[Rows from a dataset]
====
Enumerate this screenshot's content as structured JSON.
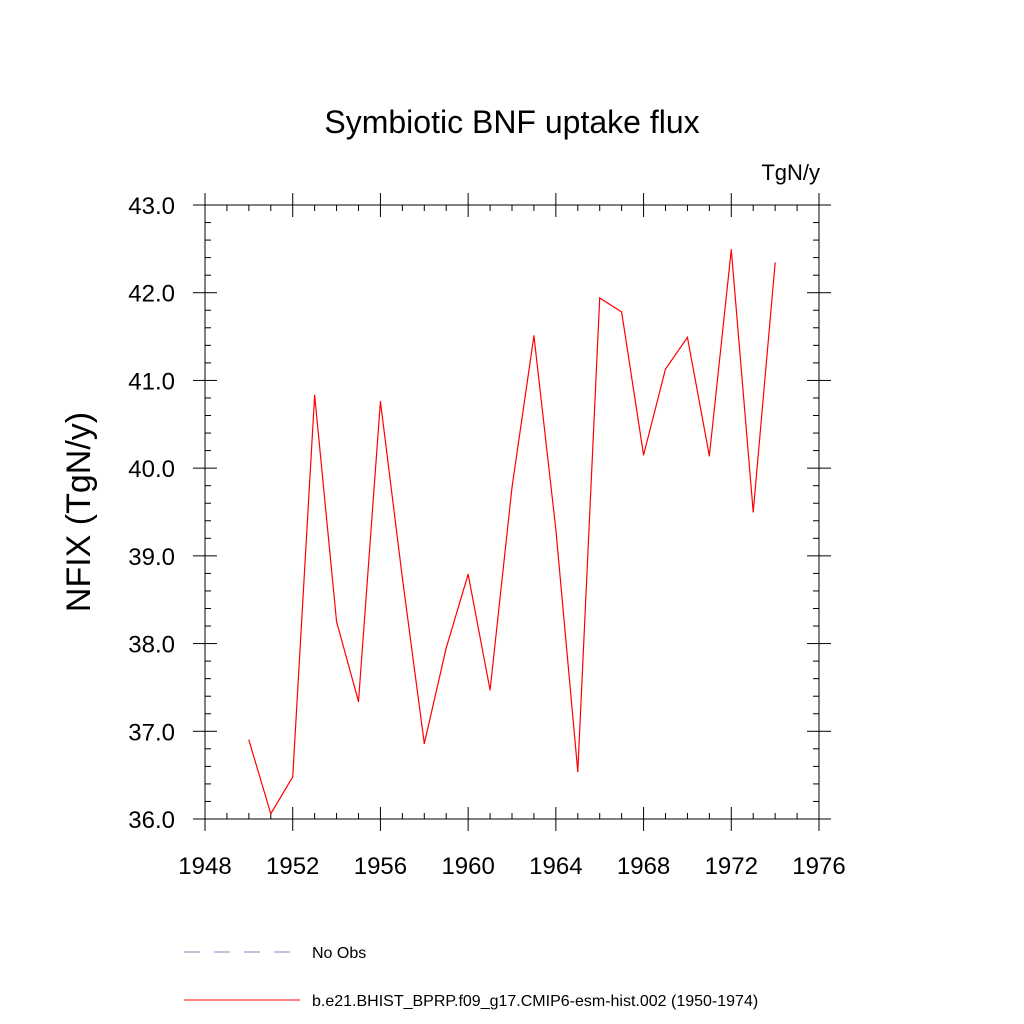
{
  "chart_data": {
    "type": "line",
    "title": "Symbiotic BNF uptake flux",
    "units_label": "TgN/y",
    "xlabel": "",
    "ylabel": "NFIX  (TgN/y)",
    "xlim": [
      1948,
      1976
    ],
    "ylim": [
      36.0,
      43.0
    ],
    "x_ticks": [
      "1948",
      "1952",
      "1956",
      "1960",
      "1964",
      "1968",
      "1972",
      "1976"
    ],
    "y_ticks": [
      "36.0",
      "37.0",
      "38.0",
      "39.0",
      "40.0",
      "41.0",
      "42.0",
      "43.0"
    ],
    "grid": false,
    "legend_position": "bottom",
    "series": [
      {
        "name": "b.e21.BHIST_BPRP.f09_g17.CMIP6-esm-hist.002 (1950-1974)",
        "color": "#ff0000",
        "style": "solid",
        "x": [
          1950,
          1951,
          1952,
          1953,
          1954,
          1955,
          1956,
          1957,
          1958,
          1959,
          1960,
          1961,
          1962,
          1963,
          1964,
          1965,
          1966,
          1967,
          1968,
          1969,
          1970,
          1971,
          1972,
          1973,
          1974
        ],
        "values": [
          36.9,
          36.06,
          36.48,
          40.83,
          38.25,
          37.34,
          40.76,
          38.75,
          36.86,
          37.95,
          38.79,
          37.47,
          39.78,
          41.51,
          39.3,
          36.54,
          41.94,
          41.78,
          40.15,
          41.13,
          41.49,
          40.14,
          42.49,
          39.5,
          42.34
        ]
      },
      {
        "name": "No Obs",
        "color": "#8080c0",
        "style": "dashed",
        "x": [],
        "values": []
      }
    ]
  }
}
====
→ Aim of the exercise
The records shown above are to be repeated exactly, with the pictures left out.

→ Response to this task
Enumerate this screenshot's content as structured JSON.
{
  "chart_data": {
    "type": "line",
    "title": "Symbiotic BNF uptake flux",
    "units_label": "TgN/y",
    "xlabel": "",
    "ylabel": "NFIX  (TgN/y)",
    "xlim": [
      1948,
      1976
    ],
    "ylim": [
      36.0,
      43.0
    ],
    "x_ticks": [
      "1948",
      "1952",
      "1956",
      "1960",
      "1964",
      "1968",
      "1972",
      "1976"
    ],
    "y_ticks": [
      "36.0",
      "37.0",
      "38.0",
      "39.0",
      "40.0",
      "41.0",
      "42.0",
      "43.0"
    ],
    "grid": false,
    "legend_position": "bottom",
    "series": [
      {
        "name": "b.e21.BHIST_BPRP.f09_g17.CMIP6-esm-hist.002 (1950-1974)",
        "color": "#ff0000",
        "style": "solid",
        "x": [
          1950,
          1951,
          1952,
          1953,
          1954,
          1955,
          1956,
          1957,
          1958,
          1959,
          1960,
          1961,
          1962,
          1963,
          1964,
          1965,
          1966,
          1967,
          1968,
          1969,
          1970,
          1971,
          1972,
          1973,
          1974
        ],
        "values": [
          36.9,
          36.06,
          36.48,
          40.83,
          38.25,
          37.34,
          40.76,
          38.75,
          36.86,
          37.95,
          38.79,
          37.47,
          39.78,
          41.51,
          39.3,
          36.54,
          41.94,
          41.78,
          40.15,
          41.13,
          41.49,
          40.14,
          42.49,
          39.5,
          42.34
        ]
      },
      {
        "name": "No Obs",
        "color": "#8080c0",
        "style": "dashed",
        "x": [],
        "values": []
      }
    ]
  }
}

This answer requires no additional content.